>>>

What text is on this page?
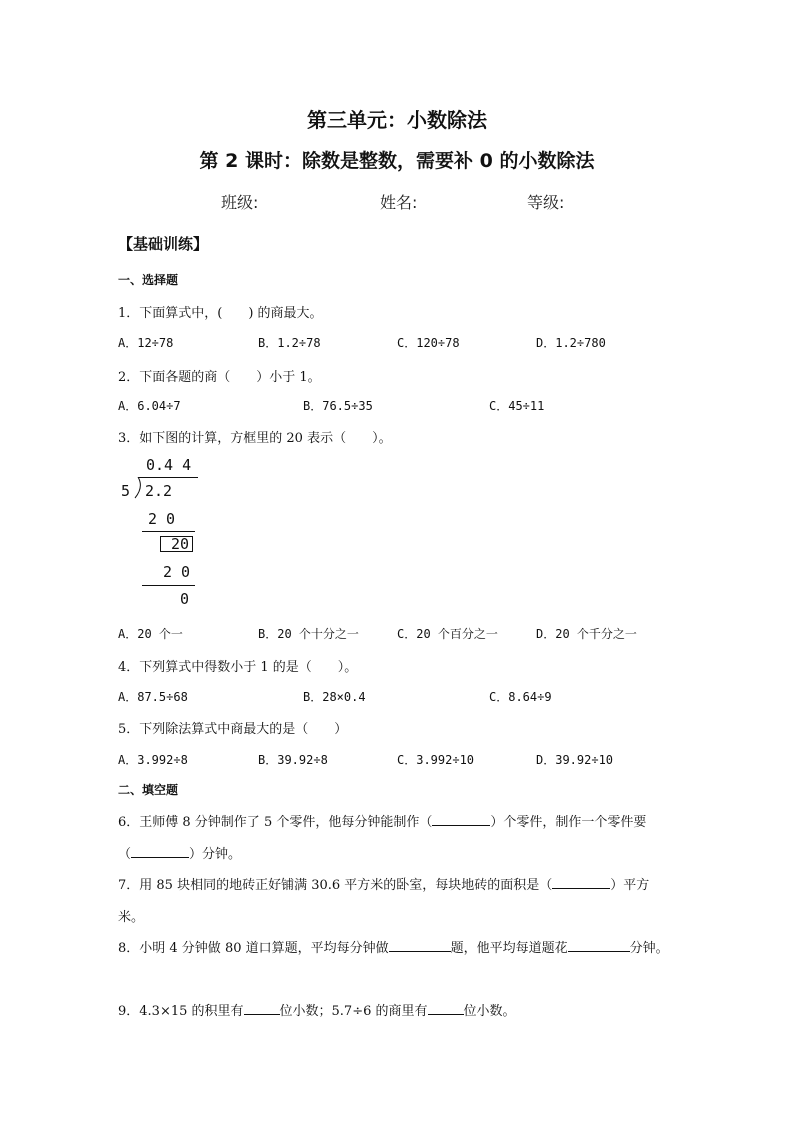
第三单元：小数除法
第 2 课时：除数是整数，需要补 0 的小数除法
班级:	姓名:	等级:
【基础训练】
一、选择题
1．下面算式中，(　　) 的商最大。
A．12÷78	B．1.2÷78	C．120÷78	D．1.2÷780
2．下面各题的商（　　）小于 1。
A．6.04÷7	B．76.5÷35	C．45÷11
3．如下图的计算，方框里的 20 表示（　　）。
0.4 4
5 2.2
2 0
20
2 0
0
A．20 个一	B．20 个十分之一	C．20 个百分之一	D．20 个千分之一
4．下列算式中得数小于 1 的是（　　）。
A．87.5÷68	B．28×0.4	C．8.64÷9
5．下列除法算式中商最大的是（　　）
A．3.992÷8	B．39.92÷8	C．3.992÷10	D．39.92÷10
二、填空题
6．王师傅 8 分钟制作了 5 个零件，他每分钟能制作（	）个零件，制作一个零件要
（	）分钟。
7．用 85 块相同的地砖正好铺满 30.6 平方米的卧室，每块地砖的面积是（	）平方
米。
8．小明 4 分钟做 80 道口算题，平均每分钟做	题，他平均每道题花	分钟。
9．4.3×15 的积里有	位小数；5.7÷6 的商里有	位小数。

<<<

◆ Exercise objective: Each record above should be copied character for character, with pictures dropped.

◆ Answer to the problem:
What text is on this page?
第三单元：小数除法
第 2 课时：除数是整数，需要补 0 的小数除法
班级:	姓名:	等级:
【基础训练】
一、选择题
1．下面算式中，(　　) 的商最大。
A．12÷78	B．1.2÷78	C．120÷78	D．1.2÷780
2．下面各题的商（　　）小于 1。
A．6.04÷7	B．76.5÷35	C．45÷11
3．如下图的计算，方框里的 20 表示（　　）。
0.4 4
5 2.2
2 0
20
2 0
0
A．20 个一	B．20 个十分之一	C．20 个百分之一	D．20 个千分之一
4．下列算式中得数小于 1 的是（　　）。
A．87.5÷68	B．28×0.4	C．8.64÷9
5．下列除法算式中商最大的是（　　）
A．3.992÷8	B．39.92÷8	C．3.992÷10	D．39.92÷10
二、填空题
6．王师傅 8 分钟制作了 5 个零件，他每分钟能制作（	）个零件，制作一个零件要
（	）分钟。
7．用 85 块相同的地砖正好铺满 30.6 平方米的卧室，每块地砖的面积是（	）平方
米。
8．小明 4 分钟做 80 道口算题，平均每分钟做	题，他平均每道题花	分钟。
9．4.3×15 的积里有	位小数；5.7÷6 的商里有	位小数。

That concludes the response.